- **Short exercise**:
Transcribe every entry word for word. Skip the pictures.
--- Start of Records provided ---
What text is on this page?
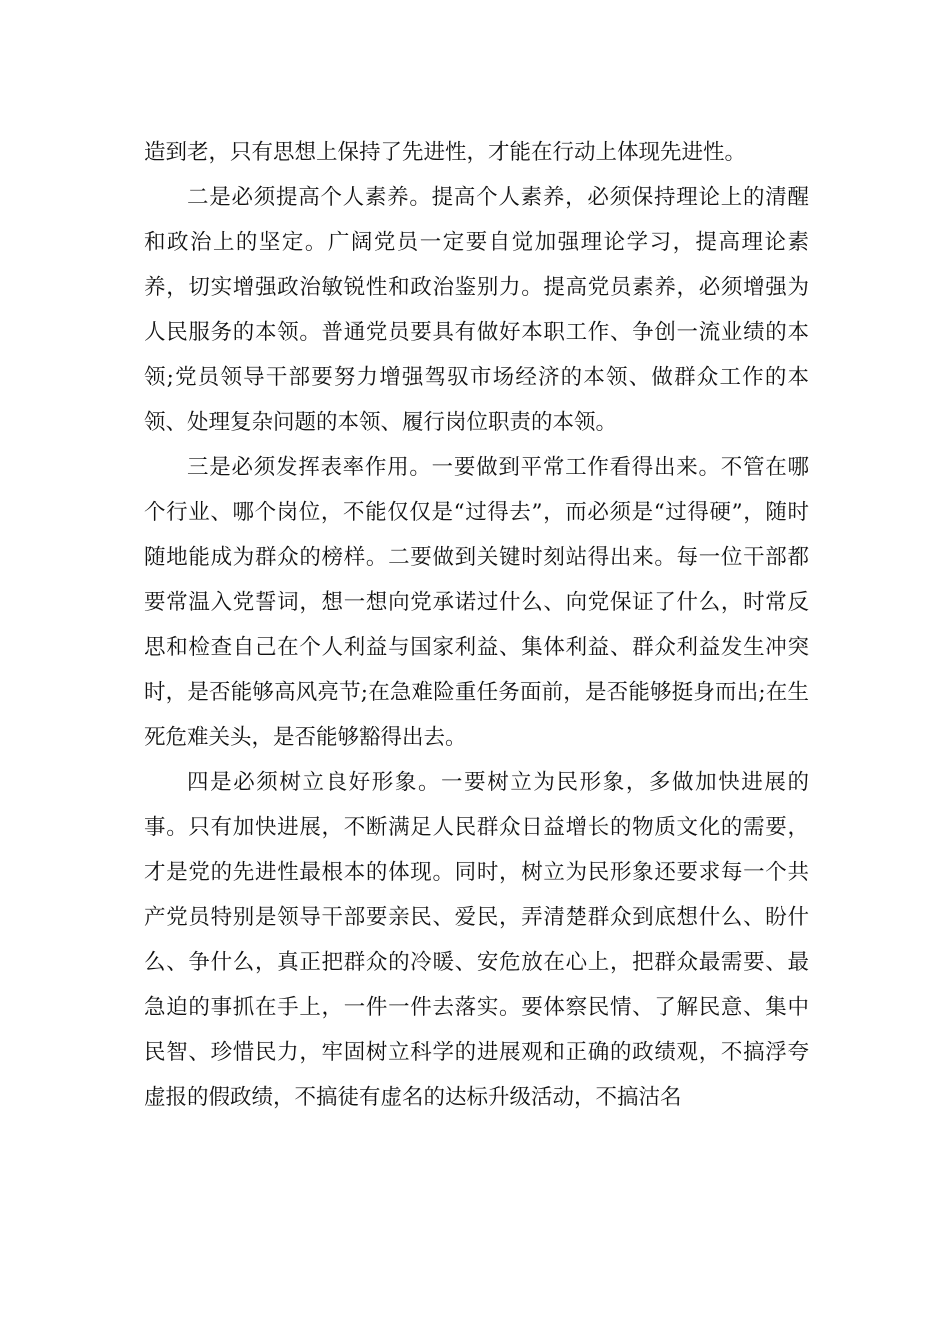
造到老，只有思想上保持了先进性，才能在行动上体现先进性。

二是必须提高个人素养。提高个人素养，必须保持理论上的清醒和政治上的坚定。广阔党员一定要自觉加强理论学习，提高理论素养，切实增强政治敏锐性和政治鉴别力。提高党员素养，必须增强为人民服务的本领。普通党员要具有做好本职工作、争创一流业绩的本领;党员领导干部要努力增强驾驭市场经济的本领、做群众工作的本领、处理复杂问题的本领、履行岗位职责的本领。

三是必须发挥表率作用。一要做到平常工作看得出来。不管在哪个行业、哪个岗位，不能仅仅是“过得去”，而必须是“过得硬”，随时随地能成为群众的榜样。二要做到关键时刻站得出来。每一位干部都要常温入党誓词，想一想向党承诺过什么、向党保证了什么，时常反思和检查自己在个人利益与国家利益、集体利益、群众利益发生冲突时，是否能够高风亮节;在急难险重任务面前，是否能够挺身而出;在生死危难关头，是否能够豁得出去。

四是必须树立良好形象。一要树立为民形象，多做加快进展的事。只有加快进展，不断满足人民群众日益增长的物质文化的需要，才是党的先进性最根本的体现。同时，树立为民形象还要求每一个共产党员特别是领导干部要亲民、爱民，弄清楚群众到底想什么、盼什么、争什么，真正把群众的冷暖、安危放在心上，把群众最需要、最急迫的事抓在手上，一件一件去落实。要体察民情、了解民意、集中民智、珍惜民力，牢固树立科学的进展观和正确的政绩观，不搞浮夸虚报的假政绩，不搞徒有虚名的达标升级活动，不搞沽名
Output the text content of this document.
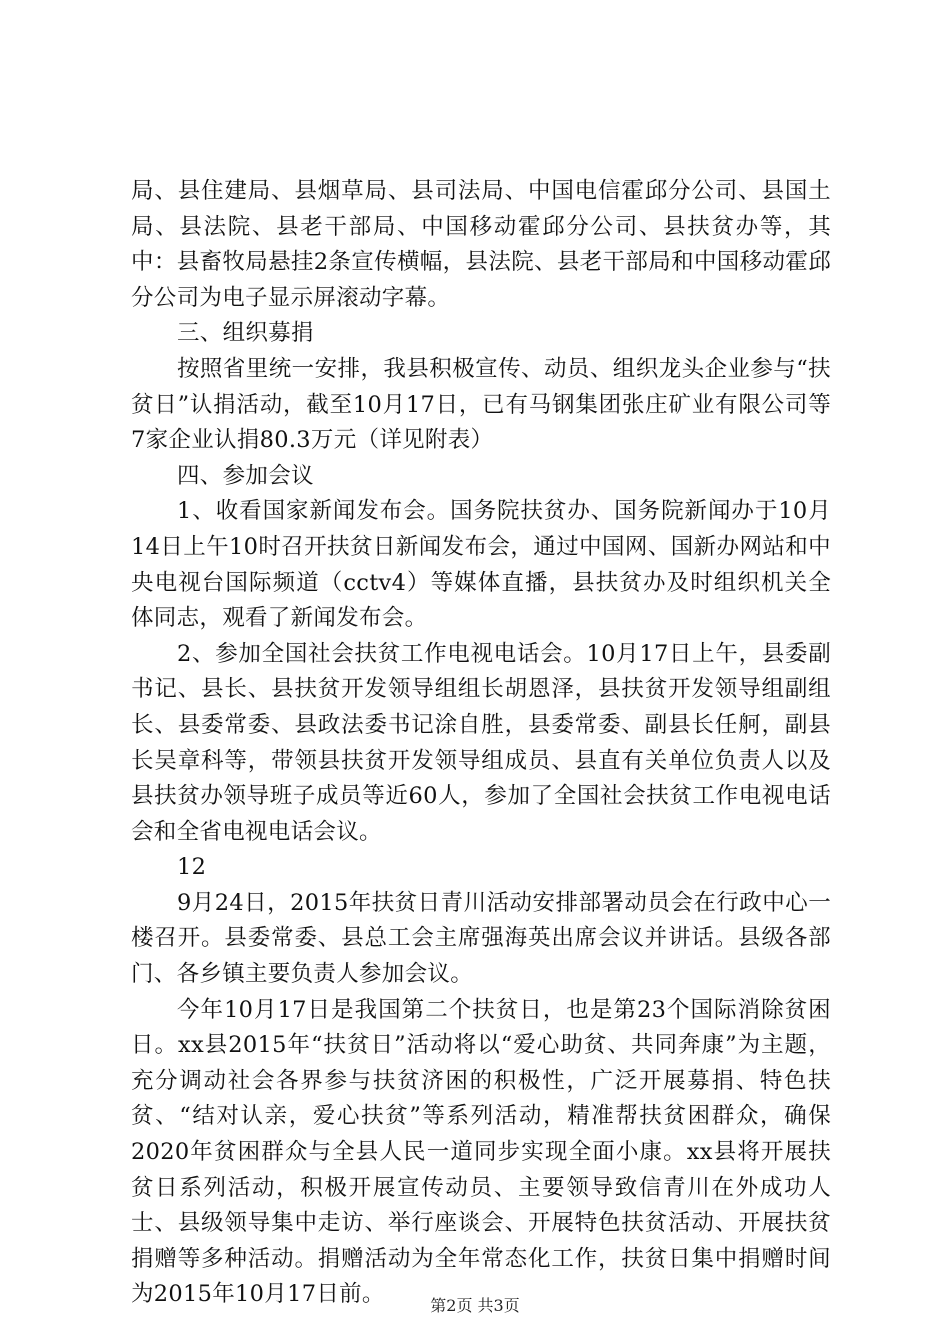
局、县住建局、县烟草局、县司法局、中国电信霍邱分公司、县国土局、县法院、县老干部局、中国移动霍邱分公司、县扶贫办等，其中：县畜牧局悬挂2条宣传横幅，县法院、县老干部局和中国移动霍邱分公司为电子显示屏滚动字幕。

三、组织募捐

按照省里统一安排，我县积极宣传、动员、组织龙头企业参与“扶贫日”认捐活动，截至10月17日，已有马钢集团张庄矿业有限公司等7家企业认捐80.3万元（详见附表）

四、参加会议

1、收看国家新闻发布会。国务院扶贫办、国务院新闻办于10月14日上午10时召开扶贫日新闻发布会，通过中国网、国新办网站和中央电视台国际频道（cctv4）等媒体直播，县扶贫办及时组织机关全体同志，观看了新闻发布会。

2、参加全国社会扶贫工作电视电话会。10月17日上午，县委副书记、县长、县扶贫开发领导组组长胡恩泽，县扶贫开发领导组副组长、县委常委、县政法委书记涂自胜，县委常委、副县长任舸，副县长吴章科等，带领县扶贫开发领导组成员、县直有关单位负责人以及县扶贫办领导班子成员等近60人，参加了全国社会扶贫工作电视电话会和全省电视电话会议。

12

9月24日，2015年扶贫日青川活动安排部署动员会在行政中心一楼召开。县委常委、县总工会主席强海英出席会议并讲话。县级各部门、各乡镇主要负责人参加会议。

今年10月17日是我国第二个扶贫日，也是第23个国际消除贫困日。xx县2015年“扶贫日”活动将以“爱心助贫、共同奔康”为主题，充分调动社会各界参与扶贫济困的积极性，广泛开展募捐、特色扶贫、“结对认亲，爱心扶贫”等系列活动，精准帮扶贫困群众，确保2020年贫困群众与全县人民一道同步实现全面小康。xx县将开展扶贫日系列活动，积极开展宣传动员、主要领导致信青川在外成功人士、县级领导集中走访、举行座谈会、开展特色扶贫活动、开展扶贫捐赠等多种活动。捐赠活动为全年常态化工作，扶贫日集中捐赠时间为2015年10月17日前。	第2页 共3页
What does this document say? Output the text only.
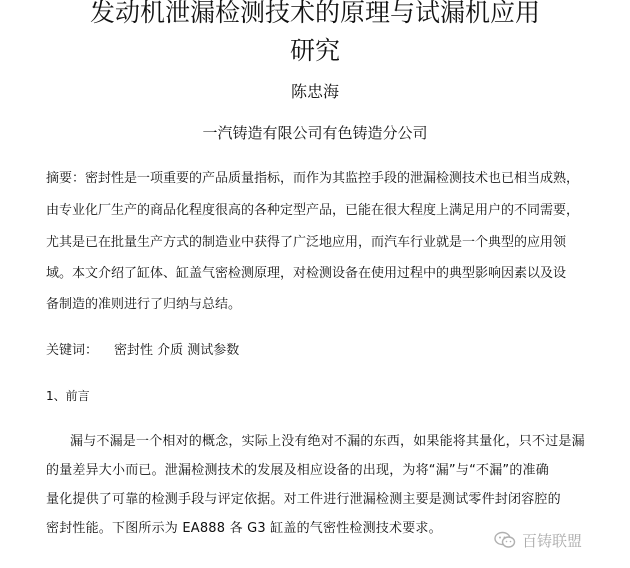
发动机泄漏检测技术的原理与试漏机应用
研究
陈忠海
一汽铸造有限公司有色铸造分公司
摘要：密封性是一项重要的产品质量指标，而作为其监控手段的泄漏检测技术也已相当成熟，
由专业化厂生产的商品化程度很高的各种定型产品，已能在很大程度上满足用户的不同需要，
尤其是已在批量生产方式的制造业中获得了广泛地应用，而汽车行业就是一个典型的应用领
域。本文介绍了缸体、缸盖气密检测原理，对检测设备在使用过程中的典型影响因素以及设
备制造的准则进行了归纳与总结。
关键词： 密封性 介质 测试参数
1、前言
漏与不漏是一个相对的概念，实际上没有绝对不漏的东西，如果能将其量化，只不过是漏
的量差异大小而已。泄漏检测技术的发展及相应设备的出现，为将“漏”与“不漏”的准确
量化提供了可靠的检测手段与评定依据。对工件进行泄漏检测主要是测试零件封闭容腔的
密封性能。下图所示为 EA888 各 G3 缸盖的气密性检测技术要求。
百铸联盟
--- End of Records provided ---
- **Written reply**:
What text is on this page?
造到老，只有思想上保持了先进性，才能在行动上体现先进性。

二是必须提高个人素养。提高个人素养，必须保持理论上的清醒和政治上的坚定。广阔党员一定要自觉加强理论学习，提高理论素养，切实增强政治敏锐性和政治鉴别力。提高党员素养，必须增强为人民服务的本领。普通党员要具有做好本职工作、争创一流业绩的本领;党员领导干部要努力增强驾驭市场经济的本领、做群众工作的本领、处理复杂问题的本领、履行岗位职责的本领。

三是必须发挥表率作用。一要做到平常工作看得出来。不管在哪个行业、哪个岗位，不能仅仅是“过得去”，而必须是“过得硬”，随时随地能成为群众的榜样。二要做到关键时刻站得出来。每一位干部都要常温入党誓词，想一想向党承诺过什么、向党保证了什么，时常反思和检查自己在个人利益与国家利益、集体利益、群众利益发生冲突时，是否能够高风亮节;在急难险重任务面前，是否能够挺身而出;在生死危难关头，是否能够豁得出去。

四是必须树立良好形象。一要树立为民形象，多做加快进展的事。只有加快进展，不断满足人民群众日益增长的物质文化的需要，才是党的先进性最根本的体现。同时，树立为民形象还要求每一个共产党员特别是领导干部要亲民、爱民，弄清楚群众到底想什么、盼什么、争什么，真正把群众的冷暖、安危放在心上，把群众最需要、最急迫的事抓在手上，一件一件去落实。要体察民情、了解民意、集中民智、珍惜民力，牢固树立科学的进展观和正确的政绩观，不搞浮夸虚报的假政绩，不搞徒有虚名的达标升级活动，不搞沽名
Output the text content of this document.
局、县住建局、县烟草局、县司法局、中国电信霍邱分公司、县国土局、县法院、县老干部局、中国移动霍邱分公司、县扶贫办等，其中：县畜牧局悬挂2条宣传横幅，县法院、县老干部局和中国移动霍邱分公司为电子显示屏滚动字幕。

三、组织募捐

按照省里统一安排，我县积极宣传、动员、组织龙头企业参与“扶贫日”认捐活动，截至10月17日，已有马钢集团张庄矿业有限公司等7家企业认捐80.3万元（详见附表）

四、参加会议

1、收看国家新闻发布会。国务院扶贫办、国务院新闻办于10月14日上午10时召开扶贫日新闻发布会，通过中国网、国新办网站和中央电视台国际频道（cctv4）等媒体直播，县扶贫办及时组织机关全体同志，观看了新闻发布会。

2、参加全国社会扶贫工作电视电话会。10月17日上午，县委副书记、县长、县扶贫开发领导组组长胡恩泽，县扶贫开发领导组副组长、县委常委、县政法委书记涂自胜，县委常委、副县长任舸，副县长吴章科等，带领县扶贫开发领导组成员、县直有关单位负责人以及县扶贫办领导班子成员等近60人，参加了全国社会扶贫工作电视电话会和全省电视电话会议。

12

9月24日，2015年扶贫日青川活动安排部署动员会在行政中心一楼召开。县委常委、县总工会主席强海英出席会议并讲话。县级各部门、各乡镇主要负责人参加会议。

今年10月17日是我国第二个扶贫日，也是第23个国际消除贫困日。xx县2015年“扶贫日”活动将以“爱心助贫、共同奔康”为主题，充分调动社会各界参与扶贫济困的积极性，广泛开展募捐、特色扶贫、“结对认亲，爱心扶贫”等系列活动，精准帮扶贫困群众，确保2020年贫困群众与全县人民一道同步实现全面小康。xx县将开展扶贫日系列活动，积极开展宣传动员、主要领导致信青川在外成功人士、县级领导集中走访、举行座谈会、开展特色扶贫活动、开展扶贫捐赠等多种活动。捐赠活动为全年常态化工作，扶贫日集中捐赠时间为2015年10月17日前。	第2页 共3页
What does this document say? Output the text only.
发动机泄漏检测技术的原理与试漏机应用
研究
陈忠海
一汽铸造有限公司有色铸造分公司
摘要：密封性是一项重要的产品质量指标，而作为其监控手段的泄漏检测技术也已相当成熟，
由专业化厂生产的商品化程度很高的各种定型产品，已能在很大程度上满足用户的不同需要，
尤其是已在批量生产方式的制造业中获得了广泛地应用，而汽车行业就是一个典型的应用领
域。本文介绍了缸体、缸盖气密检测原理，对检测设备在使用过程中的典型影响因素以及设
备制造的准则进行了归纳与总结。
关键词： 密封性 介质 测试参数
1、前言
漏与不漏是一个相对的概念，实际上没有绝对不漏的东西，如果能将其量化，只不过是漏
的量差异大小而已。泄漏检测技术的发展及相应设备的出现，为将“漏”与“不漏”的准确
量化提供了可靠的检测手段与评定依据。对工件进行泄漏检测主要是测试零件封闭容腔的
密封性能。下图所示为 EA888 各 G3 缸盖的气密性检测技术要求。
百铸联盟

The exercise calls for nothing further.